> _WHAT YOU WILL DO_:
1: Answer these questions using the text on Caldera Validation.
(a) Which Composer command installs it?
(b) Which exception is thrown when validation fails?
(c) Which PHP version does it require at minimum?
2: Rewrite a passage of the text on Caldera Validation, beginning at the words "->condition('password_confirm', ['required', 'same:password']);" and stopping after "in your forms.", with "data package" replaced by "submitted data".

==== TEXT PROVIDED

Overview

Description

Caldera Validation is a validation layer for user-generated data.

As with the other Caldera components it has been built to be swappable and modular.

Installation

The easisest way to install it is to use Composer:

composer require vecode/caldera-validation

Requires

  • php: >=8.1
  • ext-mbstring: *

Basic usage

Getting started

The way Caldera Validation works is through conditions, you set them and then pass a data package to get validated against that set of conditions.

So, first you will need to create a Validation instance:

use Caldera\Validation\Validation;

$validation = new Validation();

Then you can start to add conditions:

$validation->condition('name', 'required')
    ->condition('email', ['required', 'email'])
    ->condition('first_name', 'required')
    ->condition('last_name', 'required')
    ->condition('password', 'required')
    ->condition('password_confirm', ['required', 'same:password']);

A condition has the name of a field and the rules for that field (if it is required, if it must be an email, etc.).

The field names will be used to check the ones present in the data package, so make sure to use the same ones in your forms.

To validate the data, pass it to the validate method:

$fields = $request->getParsedBody();
$validation->validate($fields);

If the validation fails, a ValidationException will be thrown so it's a good idea to wrap the call in a try...catch block:

use ValidationException;

$fields = $request->getParsedBody();

try {
    $validation->validate($fields);
} catch (ValidationException $e) {
    var_dump( $e->getErrors() );
    exit;
}

The ValidationException class has a getErrors method to get all the validation errors, so that you can display or log them.

========
==== EXTRACTED INFORMATION

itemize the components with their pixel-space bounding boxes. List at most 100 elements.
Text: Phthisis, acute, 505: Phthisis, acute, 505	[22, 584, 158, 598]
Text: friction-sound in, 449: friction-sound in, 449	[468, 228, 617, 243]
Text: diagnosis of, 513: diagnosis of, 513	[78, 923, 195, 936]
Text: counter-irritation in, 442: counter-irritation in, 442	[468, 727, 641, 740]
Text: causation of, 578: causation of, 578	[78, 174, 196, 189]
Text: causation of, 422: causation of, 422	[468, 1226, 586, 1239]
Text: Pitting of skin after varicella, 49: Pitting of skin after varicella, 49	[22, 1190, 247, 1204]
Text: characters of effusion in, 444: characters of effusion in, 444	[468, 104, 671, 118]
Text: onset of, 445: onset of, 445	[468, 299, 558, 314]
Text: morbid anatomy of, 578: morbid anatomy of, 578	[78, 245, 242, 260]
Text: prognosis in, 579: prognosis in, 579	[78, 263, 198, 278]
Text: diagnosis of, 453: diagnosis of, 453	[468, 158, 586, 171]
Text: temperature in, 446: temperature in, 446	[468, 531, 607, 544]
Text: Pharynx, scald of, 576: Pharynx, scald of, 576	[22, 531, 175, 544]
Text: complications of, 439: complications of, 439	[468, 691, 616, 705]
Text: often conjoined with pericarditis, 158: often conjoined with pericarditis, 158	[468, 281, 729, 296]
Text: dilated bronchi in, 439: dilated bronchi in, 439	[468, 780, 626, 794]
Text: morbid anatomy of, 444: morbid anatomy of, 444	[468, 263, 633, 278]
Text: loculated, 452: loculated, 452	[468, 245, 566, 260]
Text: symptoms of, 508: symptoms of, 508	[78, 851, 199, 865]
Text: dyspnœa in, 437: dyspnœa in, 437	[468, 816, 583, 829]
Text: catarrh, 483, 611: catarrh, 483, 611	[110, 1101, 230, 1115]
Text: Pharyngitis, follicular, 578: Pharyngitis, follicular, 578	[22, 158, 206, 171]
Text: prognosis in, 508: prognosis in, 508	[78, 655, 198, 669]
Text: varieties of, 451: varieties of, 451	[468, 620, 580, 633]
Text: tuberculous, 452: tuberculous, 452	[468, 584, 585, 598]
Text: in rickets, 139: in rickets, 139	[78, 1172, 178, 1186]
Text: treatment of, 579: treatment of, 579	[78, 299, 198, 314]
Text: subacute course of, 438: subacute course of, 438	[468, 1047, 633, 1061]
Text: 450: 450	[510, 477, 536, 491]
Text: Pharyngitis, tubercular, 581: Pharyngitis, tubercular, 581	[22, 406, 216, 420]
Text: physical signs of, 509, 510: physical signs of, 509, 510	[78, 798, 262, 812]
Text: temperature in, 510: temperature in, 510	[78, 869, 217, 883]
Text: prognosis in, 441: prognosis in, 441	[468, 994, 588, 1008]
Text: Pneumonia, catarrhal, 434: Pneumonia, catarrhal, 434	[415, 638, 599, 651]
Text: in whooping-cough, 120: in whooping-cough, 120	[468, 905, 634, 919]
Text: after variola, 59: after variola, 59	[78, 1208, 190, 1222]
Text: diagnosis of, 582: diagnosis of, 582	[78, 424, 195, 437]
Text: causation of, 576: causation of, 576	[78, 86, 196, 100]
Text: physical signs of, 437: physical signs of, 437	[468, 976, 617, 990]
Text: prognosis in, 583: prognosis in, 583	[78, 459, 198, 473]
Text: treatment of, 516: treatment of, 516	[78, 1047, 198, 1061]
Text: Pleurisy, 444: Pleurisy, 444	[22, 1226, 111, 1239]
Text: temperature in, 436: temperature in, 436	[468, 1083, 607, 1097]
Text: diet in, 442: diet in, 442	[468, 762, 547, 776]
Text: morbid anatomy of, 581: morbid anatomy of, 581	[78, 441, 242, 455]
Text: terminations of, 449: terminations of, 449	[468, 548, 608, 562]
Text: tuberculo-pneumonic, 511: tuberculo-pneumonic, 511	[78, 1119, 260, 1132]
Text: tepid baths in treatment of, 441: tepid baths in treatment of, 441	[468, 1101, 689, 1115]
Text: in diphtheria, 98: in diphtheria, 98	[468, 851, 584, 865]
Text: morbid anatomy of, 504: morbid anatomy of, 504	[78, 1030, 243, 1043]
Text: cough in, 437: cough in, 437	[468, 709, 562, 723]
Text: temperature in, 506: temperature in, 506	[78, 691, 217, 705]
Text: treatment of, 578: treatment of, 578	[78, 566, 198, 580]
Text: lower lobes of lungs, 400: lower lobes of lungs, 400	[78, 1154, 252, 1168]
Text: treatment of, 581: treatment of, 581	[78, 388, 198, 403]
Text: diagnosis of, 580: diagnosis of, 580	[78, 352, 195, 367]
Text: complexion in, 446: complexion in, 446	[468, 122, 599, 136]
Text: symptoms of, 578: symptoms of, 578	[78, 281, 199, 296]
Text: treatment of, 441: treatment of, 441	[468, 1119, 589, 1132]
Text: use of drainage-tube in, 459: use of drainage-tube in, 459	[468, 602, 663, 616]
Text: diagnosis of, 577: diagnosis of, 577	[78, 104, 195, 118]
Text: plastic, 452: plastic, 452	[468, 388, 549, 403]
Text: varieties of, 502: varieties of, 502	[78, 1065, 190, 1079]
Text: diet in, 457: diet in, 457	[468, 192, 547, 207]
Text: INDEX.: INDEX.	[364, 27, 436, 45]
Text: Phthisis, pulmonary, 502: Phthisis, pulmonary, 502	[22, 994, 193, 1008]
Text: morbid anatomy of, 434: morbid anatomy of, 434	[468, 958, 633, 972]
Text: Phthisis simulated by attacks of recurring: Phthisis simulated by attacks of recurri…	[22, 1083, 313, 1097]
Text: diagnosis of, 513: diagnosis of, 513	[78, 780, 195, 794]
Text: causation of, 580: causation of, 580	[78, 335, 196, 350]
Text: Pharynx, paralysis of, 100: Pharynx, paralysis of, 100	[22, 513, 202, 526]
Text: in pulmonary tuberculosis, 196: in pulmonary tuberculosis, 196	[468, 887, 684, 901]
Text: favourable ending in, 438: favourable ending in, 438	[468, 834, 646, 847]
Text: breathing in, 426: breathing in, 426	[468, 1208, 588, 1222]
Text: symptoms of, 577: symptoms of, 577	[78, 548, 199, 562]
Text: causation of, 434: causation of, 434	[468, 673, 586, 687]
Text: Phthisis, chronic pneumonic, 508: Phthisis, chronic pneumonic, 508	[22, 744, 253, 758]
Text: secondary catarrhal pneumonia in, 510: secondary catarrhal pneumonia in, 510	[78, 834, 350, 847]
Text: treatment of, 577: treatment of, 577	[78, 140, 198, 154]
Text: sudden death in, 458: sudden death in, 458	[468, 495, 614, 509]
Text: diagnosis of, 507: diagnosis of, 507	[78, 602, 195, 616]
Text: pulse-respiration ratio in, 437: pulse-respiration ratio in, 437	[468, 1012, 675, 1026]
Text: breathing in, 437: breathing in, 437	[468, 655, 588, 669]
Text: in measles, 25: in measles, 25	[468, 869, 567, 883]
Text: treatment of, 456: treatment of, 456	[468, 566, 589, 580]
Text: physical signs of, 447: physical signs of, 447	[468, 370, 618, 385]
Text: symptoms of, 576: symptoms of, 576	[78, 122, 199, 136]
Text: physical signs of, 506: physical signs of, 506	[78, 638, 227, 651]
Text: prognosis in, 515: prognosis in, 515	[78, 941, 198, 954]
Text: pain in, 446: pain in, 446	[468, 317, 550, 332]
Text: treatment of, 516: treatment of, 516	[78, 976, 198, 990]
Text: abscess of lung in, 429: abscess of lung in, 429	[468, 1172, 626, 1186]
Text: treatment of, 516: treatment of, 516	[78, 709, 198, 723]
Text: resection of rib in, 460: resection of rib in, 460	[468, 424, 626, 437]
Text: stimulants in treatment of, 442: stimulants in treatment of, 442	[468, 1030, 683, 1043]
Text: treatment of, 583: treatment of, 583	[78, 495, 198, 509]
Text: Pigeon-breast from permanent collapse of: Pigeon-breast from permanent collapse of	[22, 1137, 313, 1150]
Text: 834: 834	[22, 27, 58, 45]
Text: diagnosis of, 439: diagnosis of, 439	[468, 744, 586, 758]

========

> _SOLUTION LIST_:
1:
(a) composer require vecode/caldera-validation
(b) ValidationException
(c) PHP 8.1

2:
->condition('password_confirm', ['required', 'same:password']);

A condition has the name of a field and the rules for that field (if it is required, if it must be an email, etc.).

The field names will be used to check the ones present in the submitted data, so make sure to use the same ones in your forms.